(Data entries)
____________
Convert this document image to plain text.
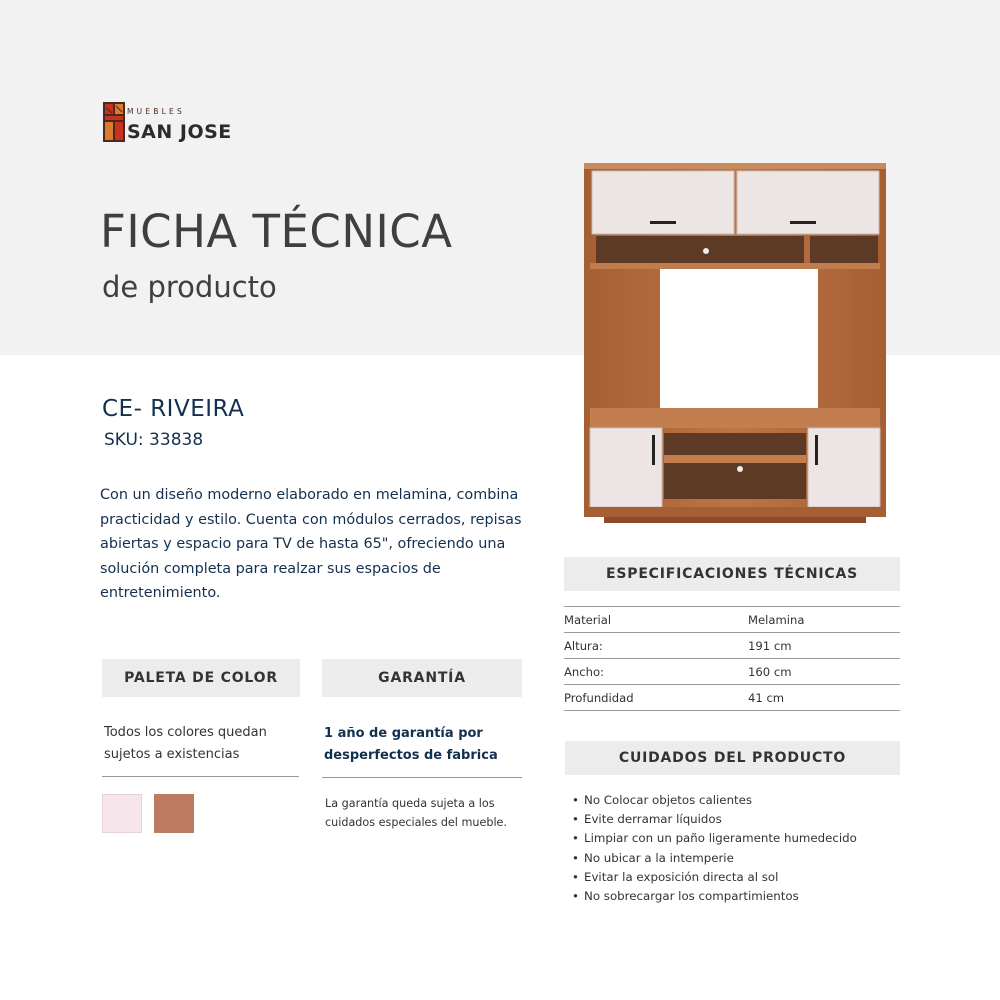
MUEBLES
SAN JOSE
FICHA TÉCNICA
de producto
CE- RIVEIRA
SKU: 33838

Con un diseño moderno elaborado en melamina, combina practicidad y estilo. Cuenta con módulos cerrados, repisas abiertas y espacio para TV de hasta 65", ofreciendo una solución completa para realzar sus espacios de entretenimiento.

PALETA DE COLOR

Todos los colores quedan sujetos a existencias

GARANTÍA

1 año de garantía por desperfectos de fabrica

La garantía queda sujeta a los cuidados especiales del mueble.

ESPECIFICACIONES TÉCNICAS
Material	Melamina
Altura:	191 cm
Ancho:	160 cm
Profundidad	41 cm
CUIDADOS DEL PRODUCTO
• No Colocar objetos calientes
• Evite derramar líquidos
• Limpiar con un paño ligeramente humedecido
• No ubicar a la intemperie
• Evitar la exposición directa al sol
• No sobrecargar los compartimientos
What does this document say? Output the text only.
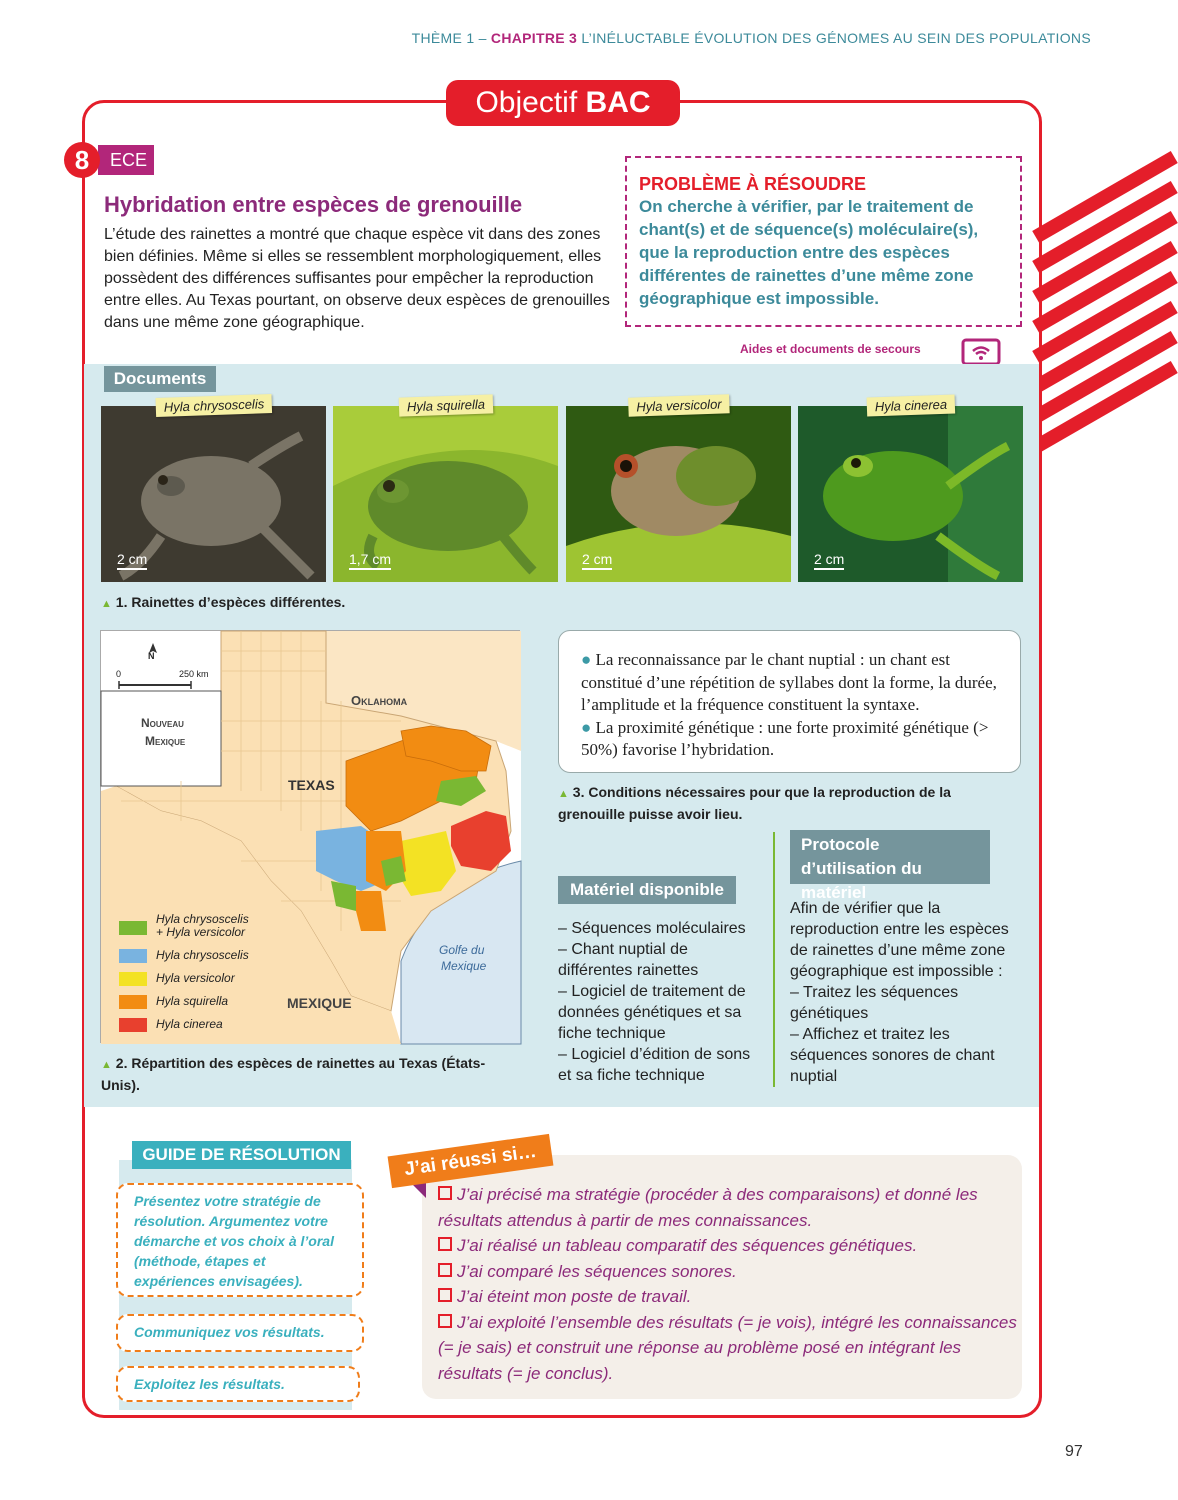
THÈME 1 – CHAPITRE 3 L’INÉLUCTABLE ÉVOLUTION DES GÉNOMES AU SEIN DES POPULATIONS
Objectif BAC
ECE
8
Hybridation entre espèces de grenouille
L’étude des rainettes a montré que chaque espèce vit dans des zones bien définies. Même si elles se ressemblent morphologiquement, elles possèdent des différences suffisantes pour empêcher la reproduction entre elles. Au Texas pourtant, on observe deux espèces de grenouilles dans une même zone géographique.
PROBLÈME À RÉSOUDRE
On cherche à vérifier, par le traitement de chant(s) et de séquence(s) moléculaire(s), que la reproduction entre des espèces différentes de rainettes d’une même zone géographique est impossible.
Aides et documents de secours
Documents
Hyla chrysoscelis
2 cm
Hyla squirella
1,7 cm
Hyla versicolor
2 cm
Hyla cinerea
2 cm
▲ 1. Rainettes d’espèces différentes.
N
0	250 km
Nouveau
Mexique
Oklahoma
TEXAS
MEXIQUE
Golfe du
Mexique
Hyla chrysoscelis
+ Hyla versicolor
Hyla chrysoscelis
Hyla versicolor
Hyla squirella
Hyla cinerea
▲ 2. Répartition des espèces de rainettes au Texas (États-Unis).
● La reconnaissance par le chant nuptial : un chant est constitué d’une répétition de syllabes dont la forme, la durée, l’amplitude et la fréquence constituent la syntaxe.
● La proximité génétique : une forte proximité génétique (> 50%) favorise l’hybridation.
▲ 3. Conditions nécessaires pour que la reproduction de la grenouille puisse avoir lieu.
Matériel disponible
– Séquences moléculaires
– Chant nuptial de différentes rainettes
– Logiciel de traitement de données génétiques et sa fiche technique
– Logiciel d’édition de sons et sa fiche technique
Protocole d’utilisation du matériel
Afin de vérifier que la reproduction entre les espèces de rainettes d’une même zone géographique est impossible :
– Traitez les séquences génétiques
– Affichez et traitez les séquences sonores de chant nuptial
GUIDE DE RÉSOLUTION
Présentez votre stratégie de résolution. Argumentez votre démarche et vos choix à l’oral (méthode, étapes et expériences envisagées).
Communiquez vos résultats.
Exploitez les résultats.
J’ai réussi si…
J’ai précisé ma stratégie (procéder à des comparaisons) et donné les résultats attendus à partir de mes connaissances.
J’ai réalisé un tableau comparatif des séquences génétiques.
J’ai comparé les séquences sonores.
J’ai éteint mon poste de travail.
J’ai exploité l’ensemble des résultats (= je vois), intégré les connaissances (= je sais) et construit une réponse au problème posé en intégrant les résultats (= je conclus).
97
____________
Your goal:
Return each line where "zone" shows up.

Solution to this exercise:
L’étude des rainettes a montré que chaque espèce vit dans des zones bien définies. Même si elles se ressemblent morphologiquement, elles possèdent des différences suffisantes pour empêcher la reproduction entre elles. Au Texas pourtant, on observe deux espèces de grenouilles dans une même zone géographique.
On cherche à vérifier, par le traitement de chant(s) et de séquence(s) moléculaire(s), que la reproduction entre des espèces différentes de rainettes d’une même zone géographique est impossible.
Afin de vérifier que la reproduction entre les espèces de rainettes d’une même zone géographique est impossible :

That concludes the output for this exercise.